**The problem**
Every line in the listing is to be echoed verbatim.

**Material to process**
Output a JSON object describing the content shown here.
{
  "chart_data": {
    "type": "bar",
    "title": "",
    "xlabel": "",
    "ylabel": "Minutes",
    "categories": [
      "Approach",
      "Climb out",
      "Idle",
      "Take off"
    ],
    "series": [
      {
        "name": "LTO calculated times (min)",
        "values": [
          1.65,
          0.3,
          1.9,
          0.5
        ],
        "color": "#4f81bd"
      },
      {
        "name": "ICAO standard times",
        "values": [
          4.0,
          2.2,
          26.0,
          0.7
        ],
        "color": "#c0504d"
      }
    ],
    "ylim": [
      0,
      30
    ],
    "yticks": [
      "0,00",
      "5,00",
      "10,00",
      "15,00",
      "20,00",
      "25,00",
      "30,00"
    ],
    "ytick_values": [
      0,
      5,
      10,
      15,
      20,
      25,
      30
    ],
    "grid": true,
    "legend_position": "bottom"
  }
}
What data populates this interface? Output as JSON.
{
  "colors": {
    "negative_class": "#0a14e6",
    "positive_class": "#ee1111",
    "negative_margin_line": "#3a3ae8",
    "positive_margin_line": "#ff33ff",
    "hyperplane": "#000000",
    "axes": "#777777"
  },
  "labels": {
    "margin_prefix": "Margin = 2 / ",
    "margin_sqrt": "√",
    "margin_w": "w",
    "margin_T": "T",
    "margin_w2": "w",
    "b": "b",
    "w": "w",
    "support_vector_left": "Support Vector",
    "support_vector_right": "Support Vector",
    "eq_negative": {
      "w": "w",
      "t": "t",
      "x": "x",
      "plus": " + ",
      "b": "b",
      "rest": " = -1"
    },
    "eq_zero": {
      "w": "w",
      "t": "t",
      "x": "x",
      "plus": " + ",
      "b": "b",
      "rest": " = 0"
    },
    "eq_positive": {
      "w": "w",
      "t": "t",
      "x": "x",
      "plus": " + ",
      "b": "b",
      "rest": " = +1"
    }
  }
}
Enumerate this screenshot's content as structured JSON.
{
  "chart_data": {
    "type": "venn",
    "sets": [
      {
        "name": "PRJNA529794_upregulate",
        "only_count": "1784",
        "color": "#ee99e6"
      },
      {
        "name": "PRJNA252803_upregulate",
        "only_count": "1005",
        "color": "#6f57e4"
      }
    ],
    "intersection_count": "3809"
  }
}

**Output**
Output a JSON object describing the content shown here.
{
  "chart_data": {
    "type": "bar",
    "title": "",
    "xlabel": "",
    "ylabel": "Minutes",
    "categories": [
      "Approach",
      "Climb out",
      "Idle",
      "Take off"
    ],
    "series": [
      {
        "name": "LTO calculated times (min)",
        "values": [
          1.65,
          0.3,
          1.9,
          0.5
        ],
        "color": "#4f81bd"
      },
      {
        "name": "ICAO standard times",
        "values": [
          4.0,
          2.2,
          26.0,
          0.7
        ],
        "color": "#c0504d"
      }
    ],
    "ylim": [
      0,
      30
    ],
    "yticks": [
      "0,00",
      "5,00",
      "10,00",
      "15,00",
      "20,00",
      "25,00",
      "30,00"
    ],
    "ytick_values": [
      0,
      5,
      10,
      15,
      20,
      25,
      30
    ],
    "grid": true,
    "legend_position": "bottom"
  }
}
What data populates this interface? Output as JSON.
{
  "colors": {
    "negative_class": "#0a14e6",
    "positive_class": "#ee1111",
    "negative_margin_line": "#3a3ae8",
    "positive_margin_line": "#ff33ff",
    "hyperplane": "#000000",
    "axes": "#777777"
  },
  "labels": {
    "margin_prefix": "Margin = 2 / ",
    "margin_sqrt": "√",
    "margin_w": "w",
    "margin_T": "T",
    "margin_w2": "w",
    "b": "b",
    "w": "w",
    "support_vector_left": "Support Vector",
    "support_vector_right": "Support Vector",
    "eq_negative": {
      "w": "w",
      "t": "t",
      "x": "x",
      "plus": " + ",
      "b": "b",
      "rest": " = -1"
    },
    "eq_zero": {
      "w": "w",
      "t": "t",
      "x": "x",
      "plus": " + ",
      "b": "b",
      "rest": " = 0"
    },
    "eq_positive": {
      "w": "w",
      "t": "t",
      "x": "x",
      "plus": " + ",
      "b": "b",
      "rest": " = +1"
    }
  }
}
Enumerate this screenshot's content as structured JSON.
{
  "chart_data": {
    "type": "venn",
    "sets": [
      {
        "name": "PRJNA529794_upregulate",
        "only_count": "1784",
        "color": "#ee99e6"
      },
      {
        "name": "PRJNA252803_upregulate",
        "only_count": "1005",
        "color": "#6f57e4"
      }
    ],
    "intersection_count": "3809"
  }
}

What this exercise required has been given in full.